- [WRITTEN TASK] Reproduce all of the records exactly.

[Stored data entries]
☆ ☆ ☆ ☆ ☆ ☆ ☆
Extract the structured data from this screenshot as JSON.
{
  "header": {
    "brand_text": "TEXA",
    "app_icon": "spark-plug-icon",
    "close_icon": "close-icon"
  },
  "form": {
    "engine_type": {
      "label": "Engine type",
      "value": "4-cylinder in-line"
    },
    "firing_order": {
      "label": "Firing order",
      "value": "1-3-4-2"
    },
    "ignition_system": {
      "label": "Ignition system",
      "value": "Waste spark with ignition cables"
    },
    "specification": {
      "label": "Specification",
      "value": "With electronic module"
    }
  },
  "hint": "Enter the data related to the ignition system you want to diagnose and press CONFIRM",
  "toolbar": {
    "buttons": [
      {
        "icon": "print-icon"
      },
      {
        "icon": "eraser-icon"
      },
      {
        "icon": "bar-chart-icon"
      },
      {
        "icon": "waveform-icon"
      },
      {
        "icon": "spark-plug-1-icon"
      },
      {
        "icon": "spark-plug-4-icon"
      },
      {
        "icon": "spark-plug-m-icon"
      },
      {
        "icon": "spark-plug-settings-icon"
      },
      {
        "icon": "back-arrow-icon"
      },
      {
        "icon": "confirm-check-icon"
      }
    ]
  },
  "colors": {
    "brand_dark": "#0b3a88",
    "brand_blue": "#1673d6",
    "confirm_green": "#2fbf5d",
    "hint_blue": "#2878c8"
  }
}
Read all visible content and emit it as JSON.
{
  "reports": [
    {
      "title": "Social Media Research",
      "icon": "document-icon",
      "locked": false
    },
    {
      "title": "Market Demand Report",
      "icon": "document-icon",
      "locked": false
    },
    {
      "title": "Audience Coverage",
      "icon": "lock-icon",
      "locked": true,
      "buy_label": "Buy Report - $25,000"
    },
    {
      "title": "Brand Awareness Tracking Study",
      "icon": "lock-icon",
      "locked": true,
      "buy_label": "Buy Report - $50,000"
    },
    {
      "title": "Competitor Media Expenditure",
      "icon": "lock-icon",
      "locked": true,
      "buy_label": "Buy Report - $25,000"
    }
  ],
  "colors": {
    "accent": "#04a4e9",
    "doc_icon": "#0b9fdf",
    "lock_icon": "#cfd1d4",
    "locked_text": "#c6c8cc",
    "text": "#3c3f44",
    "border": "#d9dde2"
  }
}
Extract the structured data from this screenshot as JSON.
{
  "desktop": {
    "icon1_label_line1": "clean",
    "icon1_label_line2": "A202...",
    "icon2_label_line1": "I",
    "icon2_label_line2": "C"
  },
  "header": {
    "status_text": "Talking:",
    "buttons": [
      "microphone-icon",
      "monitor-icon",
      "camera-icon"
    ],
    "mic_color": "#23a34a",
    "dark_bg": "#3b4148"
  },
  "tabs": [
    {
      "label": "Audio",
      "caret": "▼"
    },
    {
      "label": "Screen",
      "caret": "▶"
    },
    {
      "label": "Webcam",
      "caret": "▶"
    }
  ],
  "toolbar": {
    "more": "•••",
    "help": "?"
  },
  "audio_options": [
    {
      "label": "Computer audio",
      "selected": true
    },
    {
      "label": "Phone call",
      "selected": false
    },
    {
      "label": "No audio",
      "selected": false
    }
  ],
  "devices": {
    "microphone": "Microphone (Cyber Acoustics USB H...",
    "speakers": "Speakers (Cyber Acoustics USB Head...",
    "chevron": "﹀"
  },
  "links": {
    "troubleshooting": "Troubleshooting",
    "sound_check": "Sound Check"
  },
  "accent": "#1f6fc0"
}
☆ ☆ ☆ ☆ ☆ ☆ ☆
- [EXERCISE RESPONSE]
Extract the structured data from this screenshot as JSON.
{
  "header": {
    "brand_text": "TEXA",
    "app_icon": "spark-plug-icon",
    "close_icon": "close-icon"
  },
  "form": {
    "engine_type": {
      "label": "Engine type",
      "value": "4-cylinder in-line"
    },
    "firing_order": {
      "label": "Firing order",
      "value": "1-3-4-2"
    },
    "ignition_system": {
      "label": "Ignition system",
      "value": "Waste spark with ignition cables"
    },
    "specification": {
      "label": "Specification",
      "value": "With electronic module"
    }
  },
  "hint": "Enter the data related to the ignition system you want to diagnose and press CONFIRM",
  "toolbar": {
    "buttons": [
      {
        "icon": "print-icon"
      },
      {
        "icon": "eraser-icon"
      },
      {
        "icon": "bar-chart-icon"
      },
      {
        "icon": "waveform-icon"
      },
      {
        "icon": "spark-plug-1-icon"
      },
      {
        "icon": "spark-plug-4-icon"
      },
      {
        "icon": "spark-plug-m-icon"
      },
      {
        "icon": "spark-plug-settings-icon"
      },
      {
        "icon": "back-arrow-icon"
      },
      {
        "icon": "confirm-check-icon"
      }
    ]
  },
  "colors": {
    "brand_dark": "#0b3a88",
    "brand_blue": "#1673d6",
    "confirm_green": "#2fbf5d",
    "hint_blue": "#2878c8"
  }
}
Read all visible content and emit it as JSON.
{
  "reports": [
    {
      "title": "Social Media Research",
      "icon": "document-icon",
      "locked": false
    },
    {
      "title": "Market Demand Report",
      "icon": "document-icon",
      "locked": false
    },
    {
      "title": "Audience Coverage",
      "icon": "lock-icon",
      "locked": true,
      "buy_label": "Buy Report - $25,000"
    },
    {
      "title": "Brand Awareness Tracking Study",
      "icon": "lock-icon",
      "locked": true,
      "buy_label": "Buy Report - $50,000"
    },
    {
      "title": "Competitor Media Expenditure",
      "icon": "lock-icon",
      "locked": true,
      "buy_label": "Buy Report - $25,000"
    }
  ],
  "colors": {
    "accent": "#04a4e9",
    "doc_icon": "#0b9fdf",
    "lock_icon": "#cfd1d4",
    "locked_text": "#c6c8cc",
    "text": "#3c3f44",
    "border": "#d9dde2"
  }
}
Extract the structured data from this screenshot as JSON.
{
  "desktop": {
    "icon1_label_line1": "clean",
    "icon1_label_line2": "A202...",
    "icon2_label_line1": "I",
    "icon2_label_line2": "C"
  },
  "header": {
    "status_text": "Talking:",
    "buttons": [
      "microphone-icon",
      "monitor-icon",
      "camera-icon"
    ],
    "mic_color": "#23a34a",
    "dark_bg": "#3b4148"
  },
  "tabs": [
    {
      "label": "Audio",
      "caret": "▼"
    },
    {
      "label": "Screen",
      "caret": "▶"
    },
    {
      "label": "Webcam",
      "caret": "▶"
    }
  ],
  "toolbar": {
    "more": "•••",
    "help": "?"
  },
  "audio_options": [
    {
      "label": "Computer audio",
      "selected": true
    },
    {
      "label": "Phone call",
      "selected": false
    },
    {
      "label": "No audio",
      "selected": false
    }
  ],
  "devices": {
    "microphone": "Microphone (Cyber Acoustics USB H...",
    "speakers": "Speakers (Cyber Acoustics USB Head...",
    "chevron": "﹀"
  },
  "links": {
    "troubleshooting": "Troubleshooting",
    "sound_check": "Sound Check"
  },
  "accent": "#1f6fc0"
}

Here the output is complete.